> **YOUR INSTRUCTIONS**: Single out each line with the word "start" and copy it.

> **RECORDED DATA**:
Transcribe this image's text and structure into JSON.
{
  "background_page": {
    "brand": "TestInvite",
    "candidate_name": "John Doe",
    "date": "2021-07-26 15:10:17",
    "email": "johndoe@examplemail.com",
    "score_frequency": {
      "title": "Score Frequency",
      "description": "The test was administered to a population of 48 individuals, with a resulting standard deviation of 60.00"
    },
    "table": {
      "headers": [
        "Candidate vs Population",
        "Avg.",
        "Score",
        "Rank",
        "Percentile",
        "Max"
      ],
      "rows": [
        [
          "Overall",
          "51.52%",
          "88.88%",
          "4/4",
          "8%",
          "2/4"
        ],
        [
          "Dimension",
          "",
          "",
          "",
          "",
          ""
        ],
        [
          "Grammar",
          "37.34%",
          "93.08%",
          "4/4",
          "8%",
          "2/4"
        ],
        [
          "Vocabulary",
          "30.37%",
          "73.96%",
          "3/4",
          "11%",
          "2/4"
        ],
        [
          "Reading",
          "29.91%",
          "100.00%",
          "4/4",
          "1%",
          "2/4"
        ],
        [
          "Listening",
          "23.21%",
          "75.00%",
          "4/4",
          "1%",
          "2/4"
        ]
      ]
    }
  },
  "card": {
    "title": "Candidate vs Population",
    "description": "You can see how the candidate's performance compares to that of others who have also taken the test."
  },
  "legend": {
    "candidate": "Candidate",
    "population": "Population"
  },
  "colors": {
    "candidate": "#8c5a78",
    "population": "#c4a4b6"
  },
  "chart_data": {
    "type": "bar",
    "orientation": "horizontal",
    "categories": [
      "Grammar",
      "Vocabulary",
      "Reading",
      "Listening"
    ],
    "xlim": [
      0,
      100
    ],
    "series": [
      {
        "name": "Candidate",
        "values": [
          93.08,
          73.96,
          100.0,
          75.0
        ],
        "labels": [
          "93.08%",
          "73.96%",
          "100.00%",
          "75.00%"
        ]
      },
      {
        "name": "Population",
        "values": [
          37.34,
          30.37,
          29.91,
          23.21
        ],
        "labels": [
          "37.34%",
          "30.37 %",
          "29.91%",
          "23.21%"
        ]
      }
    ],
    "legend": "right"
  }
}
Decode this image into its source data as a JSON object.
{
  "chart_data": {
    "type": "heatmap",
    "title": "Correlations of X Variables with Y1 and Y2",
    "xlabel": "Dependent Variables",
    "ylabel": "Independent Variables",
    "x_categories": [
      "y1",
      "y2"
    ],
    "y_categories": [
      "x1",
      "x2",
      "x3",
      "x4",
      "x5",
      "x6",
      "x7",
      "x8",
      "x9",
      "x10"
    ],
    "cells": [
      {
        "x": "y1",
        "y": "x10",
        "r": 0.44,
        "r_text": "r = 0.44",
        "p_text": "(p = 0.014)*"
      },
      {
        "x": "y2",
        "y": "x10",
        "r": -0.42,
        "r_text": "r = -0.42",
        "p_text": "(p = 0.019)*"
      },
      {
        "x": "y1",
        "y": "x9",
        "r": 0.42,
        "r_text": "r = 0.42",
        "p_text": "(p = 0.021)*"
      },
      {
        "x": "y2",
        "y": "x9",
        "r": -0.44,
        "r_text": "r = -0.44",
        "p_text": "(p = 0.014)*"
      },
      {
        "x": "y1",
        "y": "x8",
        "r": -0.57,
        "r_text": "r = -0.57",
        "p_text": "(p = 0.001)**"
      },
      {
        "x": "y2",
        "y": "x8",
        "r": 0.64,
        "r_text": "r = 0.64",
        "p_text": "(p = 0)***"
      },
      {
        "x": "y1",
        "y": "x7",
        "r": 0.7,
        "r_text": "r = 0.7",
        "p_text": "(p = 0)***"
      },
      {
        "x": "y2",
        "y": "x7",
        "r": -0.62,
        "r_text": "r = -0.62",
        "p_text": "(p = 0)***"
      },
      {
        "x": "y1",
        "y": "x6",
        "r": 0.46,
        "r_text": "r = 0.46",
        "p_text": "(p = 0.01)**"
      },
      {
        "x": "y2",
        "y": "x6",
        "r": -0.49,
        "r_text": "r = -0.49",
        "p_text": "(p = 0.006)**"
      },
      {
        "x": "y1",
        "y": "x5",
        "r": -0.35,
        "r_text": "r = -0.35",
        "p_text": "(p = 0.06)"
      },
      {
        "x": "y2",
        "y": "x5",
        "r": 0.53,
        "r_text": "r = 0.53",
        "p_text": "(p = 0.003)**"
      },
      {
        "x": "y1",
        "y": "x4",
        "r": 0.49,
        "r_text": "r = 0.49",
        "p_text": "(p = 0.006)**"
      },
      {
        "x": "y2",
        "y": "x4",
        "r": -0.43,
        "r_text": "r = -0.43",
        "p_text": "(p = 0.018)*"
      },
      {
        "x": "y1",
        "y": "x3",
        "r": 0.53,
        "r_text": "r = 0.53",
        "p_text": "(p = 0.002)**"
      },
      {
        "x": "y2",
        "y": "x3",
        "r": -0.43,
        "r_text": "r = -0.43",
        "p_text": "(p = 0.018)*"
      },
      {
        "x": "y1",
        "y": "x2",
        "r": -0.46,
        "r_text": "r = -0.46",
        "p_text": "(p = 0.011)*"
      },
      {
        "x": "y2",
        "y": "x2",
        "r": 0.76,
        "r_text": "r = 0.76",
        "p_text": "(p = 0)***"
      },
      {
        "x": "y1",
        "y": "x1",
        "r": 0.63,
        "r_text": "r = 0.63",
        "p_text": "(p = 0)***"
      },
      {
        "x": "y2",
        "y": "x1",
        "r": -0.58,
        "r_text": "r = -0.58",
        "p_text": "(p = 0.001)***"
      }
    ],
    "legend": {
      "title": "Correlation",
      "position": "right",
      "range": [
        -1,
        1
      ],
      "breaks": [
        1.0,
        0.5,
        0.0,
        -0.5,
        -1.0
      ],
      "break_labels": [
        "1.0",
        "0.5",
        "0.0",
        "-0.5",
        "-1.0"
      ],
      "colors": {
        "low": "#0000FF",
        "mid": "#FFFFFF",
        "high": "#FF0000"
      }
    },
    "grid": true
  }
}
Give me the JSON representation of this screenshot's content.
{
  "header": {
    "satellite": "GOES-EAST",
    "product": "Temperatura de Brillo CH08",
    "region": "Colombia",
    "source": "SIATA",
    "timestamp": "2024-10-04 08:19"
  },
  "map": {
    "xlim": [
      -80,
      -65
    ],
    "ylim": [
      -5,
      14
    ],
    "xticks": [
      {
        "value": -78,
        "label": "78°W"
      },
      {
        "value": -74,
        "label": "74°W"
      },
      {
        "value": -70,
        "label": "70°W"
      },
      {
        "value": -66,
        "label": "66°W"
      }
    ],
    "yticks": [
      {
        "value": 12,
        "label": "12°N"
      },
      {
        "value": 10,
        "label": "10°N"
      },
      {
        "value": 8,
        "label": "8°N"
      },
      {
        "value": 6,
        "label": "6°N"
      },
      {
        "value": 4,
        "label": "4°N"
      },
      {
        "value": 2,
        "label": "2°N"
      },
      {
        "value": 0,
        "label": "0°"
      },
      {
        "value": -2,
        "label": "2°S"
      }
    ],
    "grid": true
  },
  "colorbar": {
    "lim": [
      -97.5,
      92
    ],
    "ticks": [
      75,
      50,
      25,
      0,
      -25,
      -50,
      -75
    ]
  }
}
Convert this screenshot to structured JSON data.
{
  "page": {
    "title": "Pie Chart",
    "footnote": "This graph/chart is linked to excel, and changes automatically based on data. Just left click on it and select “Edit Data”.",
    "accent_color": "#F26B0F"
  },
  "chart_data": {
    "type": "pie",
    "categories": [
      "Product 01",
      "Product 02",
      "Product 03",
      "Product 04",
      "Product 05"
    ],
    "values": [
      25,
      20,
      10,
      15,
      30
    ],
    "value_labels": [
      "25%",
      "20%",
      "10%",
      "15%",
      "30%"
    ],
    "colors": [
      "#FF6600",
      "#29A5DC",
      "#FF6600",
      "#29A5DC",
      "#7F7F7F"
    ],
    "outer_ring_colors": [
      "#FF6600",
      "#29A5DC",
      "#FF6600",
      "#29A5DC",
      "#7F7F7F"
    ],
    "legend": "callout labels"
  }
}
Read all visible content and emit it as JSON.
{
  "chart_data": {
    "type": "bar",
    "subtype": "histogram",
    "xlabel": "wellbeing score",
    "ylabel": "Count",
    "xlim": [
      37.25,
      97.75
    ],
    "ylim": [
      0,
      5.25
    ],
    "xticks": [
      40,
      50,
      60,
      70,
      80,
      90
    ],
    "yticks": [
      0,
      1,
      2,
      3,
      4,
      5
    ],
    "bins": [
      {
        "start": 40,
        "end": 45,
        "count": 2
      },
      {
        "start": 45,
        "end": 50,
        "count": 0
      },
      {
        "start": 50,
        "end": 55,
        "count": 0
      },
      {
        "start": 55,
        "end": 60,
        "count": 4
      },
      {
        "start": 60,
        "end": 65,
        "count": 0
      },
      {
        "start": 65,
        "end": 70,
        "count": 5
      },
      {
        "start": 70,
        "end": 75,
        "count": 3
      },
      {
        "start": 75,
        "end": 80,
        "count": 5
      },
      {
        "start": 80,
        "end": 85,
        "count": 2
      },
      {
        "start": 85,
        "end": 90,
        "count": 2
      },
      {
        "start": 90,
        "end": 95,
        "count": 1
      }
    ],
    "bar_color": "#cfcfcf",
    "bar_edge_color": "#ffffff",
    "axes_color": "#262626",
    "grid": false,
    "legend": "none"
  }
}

> **COMPLETE RESPONSE**:
        "start": 40,
        "start": 45,
        "start": 50,
        "start": 55,
        "start": 60,
        "start": 65,
        "start": 70,
        "start": 75,
        "start": 80,
        "start": 85,
        "start": 90,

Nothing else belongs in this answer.